Data provided -
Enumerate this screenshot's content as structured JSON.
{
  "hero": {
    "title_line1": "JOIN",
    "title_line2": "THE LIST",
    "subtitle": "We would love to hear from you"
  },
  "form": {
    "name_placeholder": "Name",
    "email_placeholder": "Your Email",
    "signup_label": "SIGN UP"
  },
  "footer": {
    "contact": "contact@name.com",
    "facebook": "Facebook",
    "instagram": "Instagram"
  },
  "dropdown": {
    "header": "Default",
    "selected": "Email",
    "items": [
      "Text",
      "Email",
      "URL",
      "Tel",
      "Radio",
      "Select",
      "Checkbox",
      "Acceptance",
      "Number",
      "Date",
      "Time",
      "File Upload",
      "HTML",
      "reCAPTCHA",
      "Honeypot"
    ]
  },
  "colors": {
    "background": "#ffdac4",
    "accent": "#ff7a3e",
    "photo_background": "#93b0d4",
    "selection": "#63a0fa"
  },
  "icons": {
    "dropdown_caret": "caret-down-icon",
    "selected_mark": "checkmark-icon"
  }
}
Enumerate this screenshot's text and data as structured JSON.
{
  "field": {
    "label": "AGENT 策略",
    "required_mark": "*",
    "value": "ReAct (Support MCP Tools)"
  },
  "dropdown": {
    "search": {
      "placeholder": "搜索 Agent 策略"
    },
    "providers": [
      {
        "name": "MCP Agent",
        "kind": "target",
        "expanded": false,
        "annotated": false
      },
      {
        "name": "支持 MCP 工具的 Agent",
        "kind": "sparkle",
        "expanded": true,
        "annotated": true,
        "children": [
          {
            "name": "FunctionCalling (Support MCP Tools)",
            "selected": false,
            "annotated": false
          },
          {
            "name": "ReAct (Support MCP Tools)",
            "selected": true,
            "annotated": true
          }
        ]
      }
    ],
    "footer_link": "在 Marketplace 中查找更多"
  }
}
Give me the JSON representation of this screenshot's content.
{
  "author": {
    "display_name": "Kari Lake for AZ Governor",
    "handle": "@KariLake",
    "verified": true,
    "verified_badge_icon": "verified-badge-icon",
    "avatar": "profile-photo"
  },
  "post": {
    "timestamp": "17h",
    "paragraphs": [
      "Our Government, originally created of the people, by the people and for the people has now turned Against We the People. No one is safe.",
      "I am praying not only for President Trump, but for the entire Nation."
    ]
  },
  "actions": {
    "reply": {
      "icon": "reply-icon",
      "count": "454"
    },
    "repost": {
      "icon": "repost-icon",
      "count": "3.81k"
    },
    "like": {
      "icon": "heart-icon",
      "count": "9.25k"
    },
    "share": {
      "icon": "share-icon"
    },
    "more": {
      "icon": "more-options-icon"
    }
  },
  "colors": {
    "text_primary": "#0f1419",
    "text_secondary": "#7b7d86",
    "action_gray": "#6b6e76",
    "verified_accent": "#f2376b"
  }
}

Set problem - From the listing above, copy out each line where the word "Support" appears.

Response -
    "value": "ReAct (Support MCP Tools)"
            "name": "FunctionCalling (Support MCP Tools)",
            "name": "ReAct (Support MCP Tools)",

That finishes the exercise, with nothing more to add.